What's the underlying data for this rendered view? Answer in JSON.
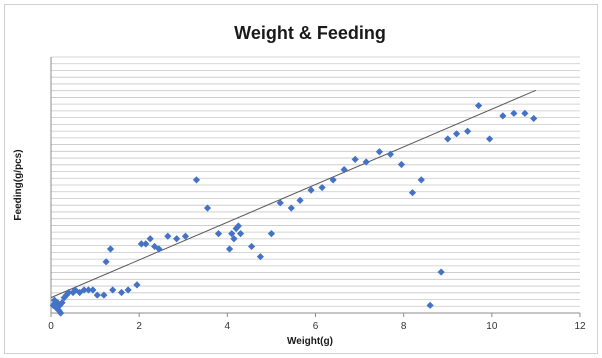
{
  "chart_data": {
    "type": "scatter",
    "title": "Weight & Feeding",
    "xlabel": "Weight(g)",
    "ylabel": "Feeding(g/pcs)",
    "xlim": [
      0,
      12
    ],
    "ylim": [
      0,
      100
    ],
    "x_ticks": [
      0,
      2,
      4,
      6,
      8,
      10,
      12
    ],
    "y_gridlines": true,
    "y_tick_labels_shown": false,
    "marker_color": "#4472C4",
    "trendline_color": "#595959",
    "trendline": {
      "type": "linear",
      "from": [
        0,
        6
      ],
      "to": [
        11,
        87
      ]
    },
    "series": [
      {
        "points": [
          [
            0.05,
            3
          ],
          [
            0.08,
            5
          ],
          [
            0.1,
            4
          ],
          [
            0.12,
            2
          ],
          [
            0.15,
            4
          ],
          [
            0.18,
            1
          ],
          [
            0.2,
            3
          ],
          [
            0.22,
            0
          ],
          [
            0.25,
            4
          ],
          [
            0.3,
            6
          ],
          [
            0.35,
            7
          ],
          [
            0.4,
            8
          ],
          [
            0.5,
            8
          ],
          [
            0.55,
            9
          ],
          [
            0.65,
            8
          ],
          [
            0.75,
            9
          ],
          [
            0.85,
            9
          ],
          [
            0.95,
            9
          ],
          [
            1.05,
            7
          ],
          [
            1.2,
            7
          ],
          [
            1.25,
            20
          ],
          [
            1.35,
            25
          ],
          [
            1.4,
            9
          ],
          [
            1.6,
            8
          ],
          [
            1.75,
            9
          ],
          [
            1.95,
            11
          ],
          [
            2.05,
            27
          ],
          [
            2.15,
            27
          ],
          [
            2.25,
            29
          ],
          [
            2.35,
            26
          ],
          [
            2.45,
            25
          ],
          [
            2.65,
            30
          ],
          [
            2.85,
            29
          ],
          [
            3.05,
            30
          ],
          [
            3.3,
            52
          ],
          [
            3.55,
            41
          ],
          [
            3.8,
            31
          ],
          [
            4.05,
            25
          ],
          [
            4.1,
            31
          ],
          [
            4.15,
            29
          ],
          [
            4.2,
            33
          ],
          [
            4.25,
            34
          ],
          [
            4.3,
            31
          ],
          [
            4.55,
            26
          ],
          [
            4.75,
            22
          ],
          [
            5.0,
            31
          ],
          [
            5.2,
            43
          ],
          [
            5.45,
            41
          ],
          [
            5.65,
            44
          ],
          [
            5.9,
            48
          ],
          [
            6.15,
            49
          ],
          [
            6.4,
            52
          ],
          [
            6.65,
            56
          ],
          [
            6.9,
            60
          ],
          [
            7.15,
            59
          ],
          [
            7.45,
            63
          ],
          [
            7.7,
            62
          ],
          [
            7.95,
            58
          ],
          [
            8.2,
            47
          ],
          [
            8.4,
            52
          ],
          [
            8.6,
            3
          ],
          [
            8.85,
            16
          ],
          [
            9.0,
            68
          ],
          [
            9.2,
            70
          ],
          [
            9.45,
            71
          ],
          [
            9.7,
            81
          ],
          [
            9.95,
            68
          ],
          [
            10.25,
            77
          ],
          [
            10.5,
            78
          ],
          [
            10.75,
            78
          ],
          [
            10.95,
            76
          ]
        ]
      }
    ]
  }
}
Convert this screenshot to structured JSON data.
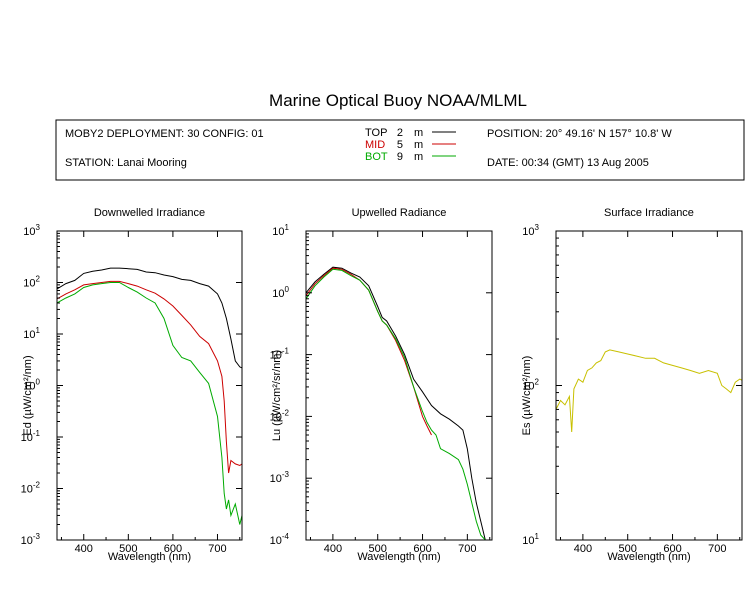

==================================================

Take the entries shown above and quote them verbatim, passing over the pictures.

OUTPUT FOR THIS TASK>
What's the underlying data for this rendered view? Answer in JSON.
{
  "chart_data": {
    "type": "scatter",
    "title": "Weight & Feeding",
    "xlabel": "Weight(g)",
    "ylabel": "Feeding(g/pcs)",
    "xlim": [
      0,
      12
    ],
    "ylim": [
      0,
      100
    ],
    "x_ticks": [
      0,
      2,
      4,
      6,
      8,
      10,
      12
    ],
    "y_gridlines": true,
    "y_tick_labels_shown": false,
    "marker_color": "#4472C4",
    "trendline_color": "#595959",
    "trendline": {
      "type": "linear",
      "from": [
        0,
        6
      ],
      "to": [
        11,
        87
      ]
    },
    "series": [
      {
        "points": [
          [
            0.05,
            3
          ],
          [
            0.08,
            5
          ],
          [
            0.1,
            4
          ],
          [
            0.12,
            2
          ],
          [
            0.15,
            4
          ],
          [
            0.18,
            1
          ],
          [
            0.2,
            3
          ],
          [
            0.22,
            0
          ],
          [
            0.25,
            4
          ],
          [
            0.3,
            6
          ],
          [
            0.35,
            7
          ],
          [
            0.4,
            8
          ],
          [
            0.5,
            8
          ],
          [
            0.55,
            9
          ],
          [
            0.65,
            8
          ],
          [
            0.75,
            9
          ],
          [
            0.85,
            9
          ],
          [
            0.95,
            9
          ],
          [
            1.05,
            7
          ],
          [
            1.2,
            7
          ],
          [
            1.25,
            20
          ],
          [
            1.35,
            25
          ],
          [
            1.4,
            9
          ],
          [
            1.6,
            8
          ],
          [
            1.75,
            9
          ],
          [
            1.95,
            11
          ],
          [
            2.05,
            27
          ],
          [
            2.15,
            27
          ],
          [
            2.25,
            29
          ],
          [
            2.35,
            26
          ],
          [
            2.45,
            25
          ],
          [
            2.65,
            30
          ],
          [
            2.85,
            29
          ],
          [
            3.05,
            30
          ],
          [
            3.3,
            52
          ],
          [
            3.55,
            41
          ],
          [
            3.8,
            31
          ],
          [
            4.05,
            25
          ],
          [
            4.1,
            31
          ],
          [
            4.15,
            29
          ],
          [
            4.2,
            33
          ],
          [
            4.25,
            34
          ],
          [
            4.3,
            31
          ],
          [
            4.55,
            26
          ],
          [
            4.75,
            22
          ],
          [
            5.0,
            31
          ],
          [
            5.2,
            43
          ],
          [
            5.45,
            41
          ],
          [
            5.65,
            44
          ],
          [
            5.9,
            48
          ],
          [
            6.15,
            49
          ],
          [
            6.4,
            52
          ],
          [
            6.65,
            56
          ],
          [
            6.9,
            60
          ],
          [
            7.15,
            59
          ],
          [
            7.45,
            63
          ],
          [
            7.7,
            62
          ],
          [
            7.95,
            58
          ],
          [
            8.2,
            47
          ],
          [
            8.4,
            52
          ],
          [
            8.6,
            3
          ],
          [
            8.85,
            16
          ],
          [
            9.0,
            68
          ],
          [
            9.2,
            70
          ],
          [
            9.45,
            71
          ],
          [
            9.7,
            81
          ],
          [
            9.95,
            68
          ],
          [
            10.25,
            77
          ],
          [
            10.5,
            78
          ],
          [
            10.75,
            78
          ],
          [
            10.95,
            76
          ]
        ]
      }
    ]
  }
}
Convert this screenshot to structured JSON data.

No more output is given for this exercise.